WHAT YOU WILL DO:
Below are records. Copy every line with "lovely" in it.

RECORDS SHOWN:
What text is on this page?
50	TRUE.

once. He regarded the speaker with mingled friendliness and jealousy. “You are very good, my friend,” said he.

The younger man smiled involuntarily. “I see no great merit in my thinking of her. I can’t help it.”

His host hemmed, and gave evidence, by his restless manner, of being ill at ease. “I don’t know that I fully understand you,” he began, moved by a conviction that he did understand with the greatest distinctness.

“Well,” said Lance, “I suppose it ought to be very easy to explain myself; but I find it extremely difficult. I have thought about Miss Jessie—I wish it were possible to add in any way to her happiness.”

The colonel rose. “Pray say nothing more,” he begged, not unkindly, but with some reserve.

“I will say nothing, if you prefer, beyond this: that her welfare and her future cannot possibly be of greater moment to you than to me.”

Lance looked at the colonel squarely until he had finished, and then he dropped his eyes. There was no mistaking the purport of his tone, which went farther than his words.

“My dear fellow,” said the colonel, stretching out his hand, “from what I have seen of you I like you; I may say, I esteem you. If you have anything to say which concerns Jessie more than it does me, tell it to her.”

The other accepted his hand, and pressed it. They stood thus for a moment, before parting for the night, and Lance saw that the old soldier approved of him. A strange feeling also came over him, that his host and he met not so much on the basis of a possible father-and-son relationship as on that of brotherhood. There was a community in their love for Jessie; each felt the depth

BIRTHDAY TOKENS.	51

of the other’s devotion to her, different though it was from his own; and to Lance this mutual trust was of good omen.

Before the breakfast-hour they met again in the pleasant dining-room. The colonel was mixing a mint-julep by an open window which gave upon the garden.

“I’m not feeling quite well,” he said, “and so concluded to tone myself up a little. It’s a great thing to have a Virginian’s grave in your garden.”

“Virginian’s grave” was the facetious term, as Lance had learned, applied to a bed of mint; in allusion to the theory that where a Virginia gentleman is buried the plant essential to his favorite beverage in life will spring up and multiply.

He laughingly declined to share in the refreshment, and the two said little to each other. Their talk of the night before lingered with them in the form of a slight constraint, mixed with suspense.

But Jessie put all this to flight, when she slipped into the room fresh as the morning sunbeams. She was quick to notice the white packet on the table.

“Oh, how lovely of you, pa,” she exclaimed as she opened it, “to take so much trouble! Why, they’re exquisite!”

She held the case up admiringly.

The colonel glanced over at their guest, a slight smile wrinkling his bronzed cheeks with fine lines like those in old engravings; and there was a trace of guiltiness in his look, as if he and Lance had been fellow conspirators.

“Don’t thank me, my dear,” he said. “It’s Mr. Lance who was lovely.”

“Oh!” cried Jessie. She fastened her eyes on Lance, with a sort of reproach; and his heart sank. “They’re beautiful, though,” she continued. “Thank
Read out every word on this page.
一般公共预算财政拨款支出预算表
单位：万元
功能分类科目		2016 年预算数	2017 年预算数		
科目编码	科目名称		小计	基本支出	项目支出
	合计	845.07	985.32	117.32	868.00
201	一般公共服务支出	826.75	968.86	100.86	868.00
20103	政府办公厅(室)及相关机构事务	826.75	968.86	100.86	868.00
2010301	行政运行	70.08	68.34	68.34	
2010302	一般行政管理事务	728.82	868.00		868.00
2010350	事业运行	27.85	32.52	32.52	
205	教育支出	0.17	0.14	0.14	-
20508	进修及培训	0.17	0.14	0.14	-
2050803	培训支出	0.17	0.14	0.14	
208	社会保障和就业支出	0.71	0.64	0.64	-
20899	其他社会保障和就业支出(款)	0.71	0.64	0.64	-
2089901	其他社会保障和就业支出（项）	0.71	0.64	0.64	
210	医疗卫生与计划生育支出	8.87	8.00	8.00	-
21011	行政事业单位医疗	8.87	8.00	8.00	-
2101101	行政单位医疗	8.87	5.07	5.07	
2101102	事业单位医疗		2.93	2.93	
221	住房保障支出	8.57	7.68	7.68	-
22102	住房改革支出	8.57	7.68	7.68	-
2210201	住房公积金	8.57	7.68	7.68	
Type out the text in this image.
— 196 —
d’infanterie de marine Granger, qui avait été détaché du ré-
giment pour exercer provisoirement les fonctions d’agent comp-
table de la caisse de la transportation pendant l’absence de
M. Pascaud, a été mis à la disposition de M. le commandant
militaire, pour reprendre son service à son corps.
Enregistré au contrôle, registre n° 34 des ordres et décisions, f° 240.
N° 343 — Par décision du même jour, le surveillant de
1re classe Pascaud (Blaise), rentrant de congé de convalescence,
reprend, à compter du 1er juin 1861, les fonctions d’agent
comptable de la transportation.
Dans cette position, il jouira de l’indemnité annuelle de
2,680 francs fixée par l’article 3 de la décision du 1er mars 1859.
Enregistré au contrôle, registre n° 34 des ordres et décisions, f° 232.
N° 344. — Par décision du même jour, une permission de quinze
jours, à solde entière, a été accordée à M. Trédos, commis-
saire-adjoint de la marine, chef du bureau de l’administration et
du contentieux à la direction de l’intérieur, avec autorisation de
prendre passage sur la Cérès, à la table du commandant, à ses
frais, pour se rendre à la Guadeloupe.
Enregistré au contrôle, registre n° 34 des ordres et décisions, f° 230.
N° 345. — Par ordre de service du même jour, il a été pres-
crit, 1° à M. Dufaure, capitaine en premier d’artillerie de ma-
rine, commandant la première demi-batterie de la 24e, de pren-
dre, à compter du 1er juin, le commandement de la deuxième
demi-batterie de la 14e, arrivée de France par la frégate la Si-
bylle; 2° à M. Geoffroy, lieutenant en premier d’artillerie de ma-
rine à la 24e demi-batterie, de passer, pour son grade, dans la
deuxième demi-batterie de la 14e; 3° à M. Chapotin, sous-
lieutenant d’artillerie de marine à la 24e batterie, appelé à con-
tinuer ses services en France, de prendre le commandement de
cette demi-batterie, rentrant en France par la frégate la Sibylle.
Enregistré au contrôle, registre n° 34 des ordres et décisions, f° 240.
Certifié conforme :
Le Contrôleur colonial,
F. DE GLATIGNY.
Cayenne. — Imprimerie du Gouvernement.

RESULT:
“Oh, how lovely of you, pa,” she exclaimed as she opened it, “to take so much trouble! Why, they’re exquisite!”
“Don’t thank me, my dear,” he said. “It’s Mr. Lance who was lovely.”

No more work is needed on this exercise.